[Records excerpted from a collection]
= = = =

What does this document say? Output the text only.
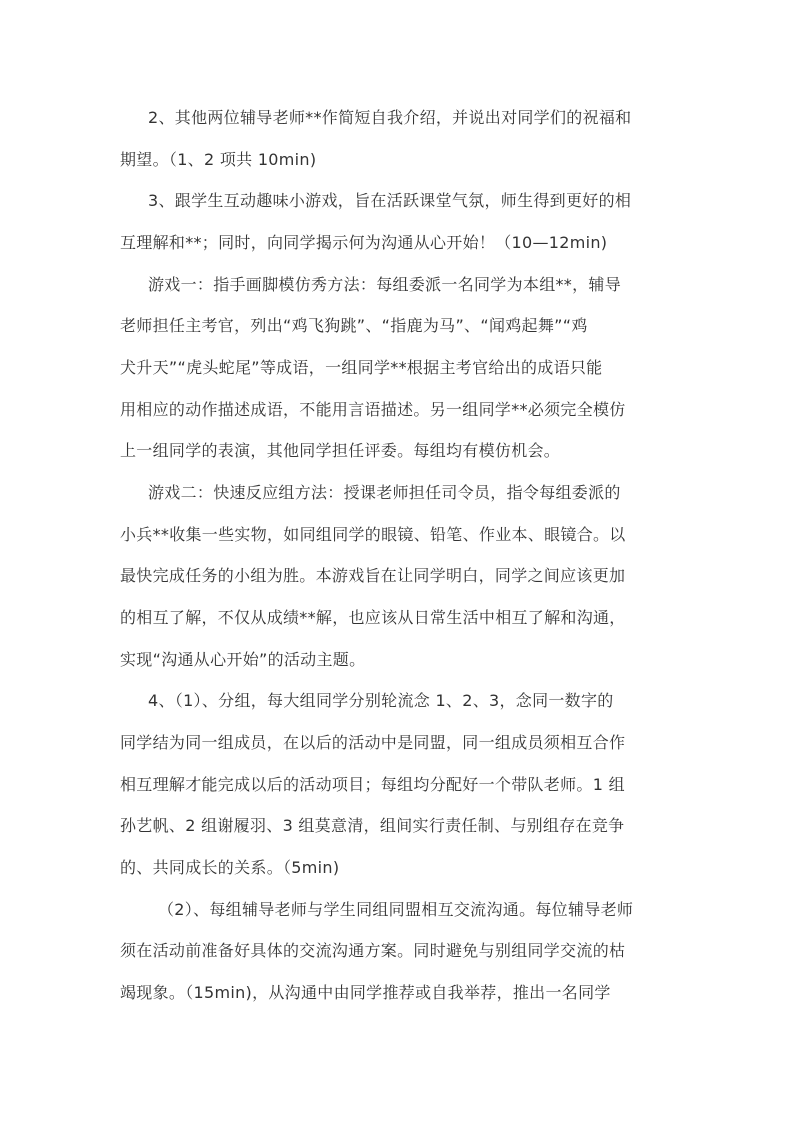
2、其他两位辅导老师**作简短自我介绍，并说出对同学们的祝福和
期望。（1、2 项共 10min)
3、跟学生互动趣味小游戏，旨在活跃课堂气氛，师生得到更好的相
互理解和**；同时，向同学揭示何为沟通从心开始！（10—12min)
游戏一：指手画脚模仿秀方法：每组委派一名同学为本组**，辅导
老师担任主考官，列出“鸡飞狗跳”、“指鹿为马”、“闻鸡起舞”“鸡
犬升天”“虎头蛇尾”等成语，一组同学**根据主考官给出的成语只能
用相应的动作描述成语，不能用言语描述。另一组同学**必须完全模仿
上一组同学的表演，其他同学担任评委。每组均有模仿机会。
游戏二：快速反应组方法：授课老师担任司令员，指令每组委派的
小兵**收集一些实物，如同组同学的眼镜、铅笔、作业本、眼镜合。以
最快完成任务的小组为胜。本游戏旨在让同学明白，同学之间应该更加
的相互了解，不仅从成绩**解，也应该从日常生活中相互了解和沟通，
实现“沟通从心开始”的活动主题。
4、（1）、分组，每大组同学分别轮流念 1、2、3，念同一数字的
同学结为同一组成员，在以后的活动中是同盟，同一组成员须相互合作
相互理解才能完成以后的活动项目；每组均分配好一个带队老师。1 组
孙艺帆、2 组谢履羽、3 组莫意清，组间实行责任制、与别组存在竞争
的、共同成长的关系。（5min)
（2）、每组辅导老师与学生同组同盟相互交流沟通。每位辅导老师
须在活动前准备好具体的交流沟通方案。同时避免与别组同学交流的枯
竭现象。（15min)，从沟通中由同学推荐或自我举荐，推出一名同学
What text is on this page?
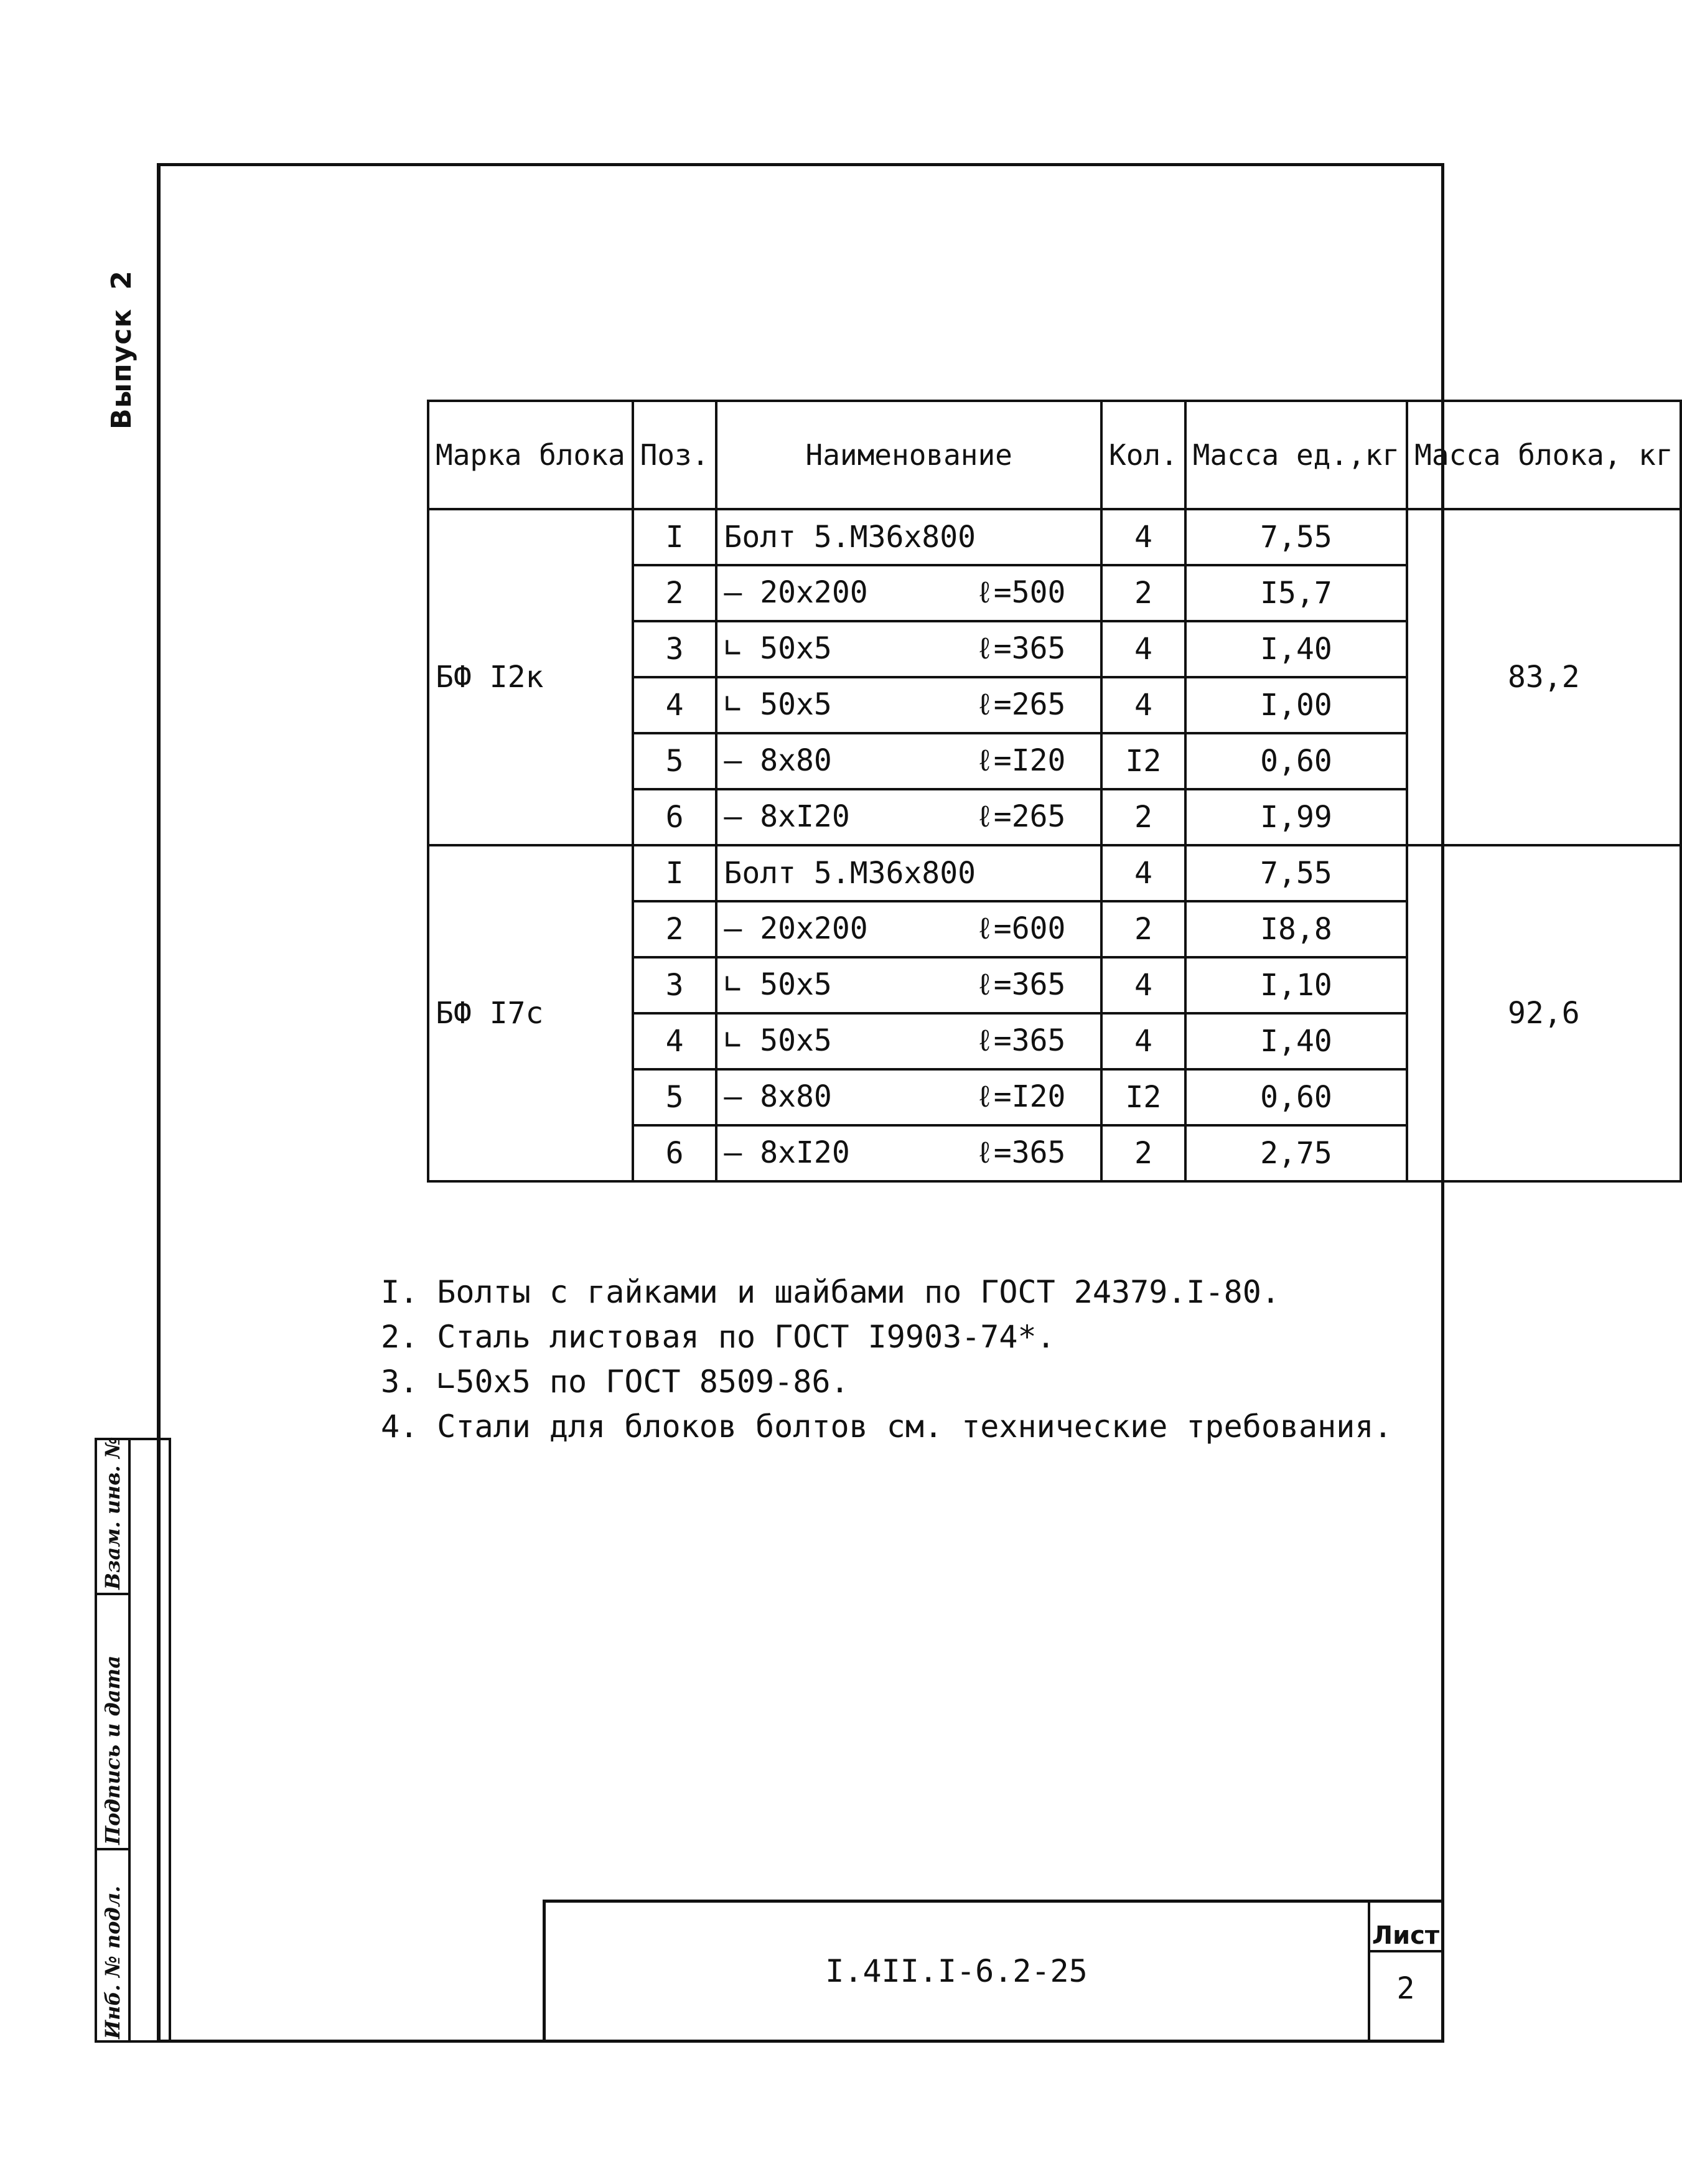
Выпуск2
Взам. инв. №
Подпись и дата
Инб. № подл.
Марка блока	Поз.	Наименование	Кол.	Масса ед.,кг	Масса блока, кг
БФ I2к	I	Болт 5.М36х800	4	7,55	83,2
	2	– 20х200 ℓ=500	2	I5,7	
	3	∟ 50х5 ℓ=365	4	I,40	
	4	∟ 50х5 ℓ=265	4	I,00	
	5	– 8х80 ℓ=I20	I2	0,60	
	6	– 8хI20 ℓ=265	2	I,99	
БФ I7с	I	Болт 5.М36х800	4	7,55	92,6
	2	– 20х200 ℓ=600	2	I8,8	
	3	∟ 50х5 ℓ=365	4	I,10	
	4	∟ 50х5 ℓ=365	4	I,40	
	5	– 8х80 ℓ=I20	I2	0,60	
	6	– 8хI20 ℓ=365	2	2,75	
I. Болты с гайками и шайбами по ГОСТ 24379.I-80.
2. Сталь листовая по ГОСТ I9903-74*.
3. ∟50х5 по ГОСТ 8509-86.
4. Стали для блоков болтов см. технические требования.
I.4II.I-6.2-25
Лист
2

= = = =

Reproduce the data word for word, excluding its pictures.

* Worked answer *
What does this document say? Output the text only.
2、其他两位辅导老师**作简短自我介绍，并说出对同学们的祝福和
期望。（1、2 项共 10min)
3、跟学生互动趣味小游戏，旨在活跃课堂气氛，师生得到更好的相
互理解和**；同时，向同学揭示何为沟通从心开始！（10—12min)
游戏一：指手画脚模仿秀方法：每组委派一名同学为本组**，辅导
老师担任主考官，列出“鸡飞狗跳”、“指鹿为马”、“闻鸡起舞”“鸡
犬升天”“虎头蛇尾”等成语，一组同学**根据主考官给出的成语只能
用相应的动作描述成语，不能用言语描述。另一组同学**必须完全模仿
上一组同学的表演，其他同学担任评委。每组均有模仿机会。
游戏二：快速反应组方法：授课老师担任司令员，指令每组委派的
小兵**收集一些实物，如同组同学的眼镜、铅笔、作业本、眼镜合。以
最快完成任务的小组为胜。本游戏旨在让同学明白，同学之间应该更加
的相互了解，不仅从成绩**解，也应该从日常生活中相互了解和沟通，
实现“沟通从心开始”的活动主题。
4、（1）、分组，每大组同学分别轮流念 1、2、3，念同一数字的
同学结为同一组成员，在以后的活动中是同盟，同一组成员须相互合作
相互理解才能完成以后的活动项目；每组均分配好一个带队老师。1 组
孙艺帆、2 组谢履羽、3 组莫意清，组间实行责任制、与别组存在竞争
的、共同成长的关系。（5min)
（2）、每组辅导老师与学生同组同盟相互交流沟通。每位辅导老师
须在活动前准备好具体的交流沟通方案。同时避免与别组同学交流的枯
竭现象。（15min)，从沟通中由同学推荐或自我举荐，推出一名同学
What text is on this page?
Выпуск2
Взам. инв. №
Подпись и дата
Инб. № подл.
Марка блока	Поз.	Наименование	Кол.	Масса ед.,кг	Масса блока, кг
БФ I2к	I	Болт 5.М36х800	4	7,55	83,2
	2	– 20х200 ℓ=500	2	I5,7	
	3	∟ 50х5 ℓ=365	4	I,40	
	4	∟ 50х5 ℓ=265	4	I,00	
	5	– 8х80 ℓ=I20	I2	0,60	
	6	– 8хI20 ℓ=265	2	I,99	
БФ I7с	I	Болт 5.М36х800	4	7,55	92,6
	2	– 20х200 ℓ=600	2	I8,8	
	3	∟ 50х5 ℓ=365	4	I,10	
	4	∟ 50х5 ℓ=365	4	I,40	
	5	– 8х80 ℓ=I20	I2	0,60	
	6	– 8хI20 ℓ=365	2	2,75	
I. Болты с гайками и шайбами по ГОСТ 24379.I-80.
2. Сталь листовая по ГОСТ I9903-74*.
3. ∟50х5 по ГОСТ 8509-86.
4. Стали для блоков болтов см. технические требования.
I.4II.I-6.2-25
Лист
2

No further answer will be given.